##### DATASET RECORDS #####
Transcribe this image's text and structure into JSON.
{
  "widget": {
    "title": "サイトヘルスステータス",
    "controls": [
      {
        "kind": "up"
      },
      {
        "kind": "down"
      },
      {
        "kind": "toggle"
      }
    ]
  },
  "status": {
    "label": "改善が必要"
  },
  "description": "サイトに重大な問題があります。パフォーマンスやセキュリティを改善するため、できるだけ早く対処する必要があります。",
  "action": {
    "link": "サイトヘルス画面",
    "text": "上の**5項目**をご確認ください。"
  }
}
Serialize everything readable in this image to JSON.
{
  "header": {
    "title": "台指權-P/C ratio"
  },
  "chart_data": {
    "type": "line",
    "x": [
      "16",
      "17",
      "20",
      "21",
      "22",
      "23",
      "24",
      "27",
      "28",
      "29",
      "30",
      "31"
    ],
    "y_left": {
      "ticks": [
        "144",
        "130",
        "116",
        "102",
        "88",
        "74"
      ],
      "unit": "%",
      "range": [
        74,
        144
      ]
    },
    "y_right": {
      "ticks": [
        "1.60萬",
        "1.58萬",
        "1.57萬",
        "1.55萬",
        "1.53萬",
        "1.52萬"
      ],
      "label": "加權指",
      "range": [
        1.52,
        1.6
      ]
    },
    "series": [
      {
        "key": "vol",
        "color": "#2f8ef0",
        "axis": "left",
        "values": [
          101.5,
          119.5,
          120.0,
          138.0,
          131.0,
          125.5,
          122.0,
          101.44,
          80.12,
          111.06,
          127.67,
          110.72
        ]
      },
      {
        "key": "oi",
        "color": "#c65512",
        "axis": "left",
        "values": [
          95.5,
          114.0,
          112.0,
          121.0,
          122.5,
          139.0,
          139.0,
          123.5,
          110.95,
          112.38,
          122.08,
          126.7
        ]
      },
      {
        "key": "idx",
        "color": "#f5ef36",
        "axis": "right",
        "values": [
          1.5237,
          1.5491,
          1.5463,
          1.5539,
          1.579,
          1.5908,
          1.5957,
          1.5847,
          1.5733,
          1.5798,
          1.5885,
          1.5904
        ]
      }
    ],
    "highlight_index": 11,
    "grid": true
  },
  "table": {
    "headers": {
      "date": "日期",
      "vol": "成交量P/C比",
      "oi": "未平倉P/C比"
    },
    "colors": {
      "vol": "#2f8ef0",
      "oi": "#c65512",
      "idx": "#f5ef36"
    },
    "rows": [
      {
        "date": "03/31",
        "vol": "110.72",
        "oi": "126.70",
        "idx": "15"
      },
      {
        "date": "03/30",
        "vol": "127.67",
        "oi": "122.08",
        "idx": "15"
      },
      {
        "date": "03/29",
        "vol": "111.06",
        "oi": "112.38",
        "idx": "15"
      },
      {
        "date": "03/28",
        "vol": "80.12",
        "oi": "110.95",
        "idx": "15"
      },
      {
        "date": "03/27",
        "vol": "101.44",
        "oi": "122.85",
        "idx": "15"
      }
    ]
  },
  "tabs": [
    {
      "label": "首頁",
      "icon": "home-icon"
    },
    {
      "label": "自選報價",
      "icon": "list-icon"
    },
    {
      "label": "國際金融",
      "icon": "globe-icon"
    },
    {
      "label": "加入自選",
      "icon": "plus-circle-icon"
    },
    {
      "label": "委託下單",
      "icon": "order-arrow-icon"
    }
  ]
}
#####
Scan the material above for the string "title" and report each line where you find it.

TASK SOLUTION>
    "title": "サイトヘルスステータス",
    "title": "台指權-P/C ratio"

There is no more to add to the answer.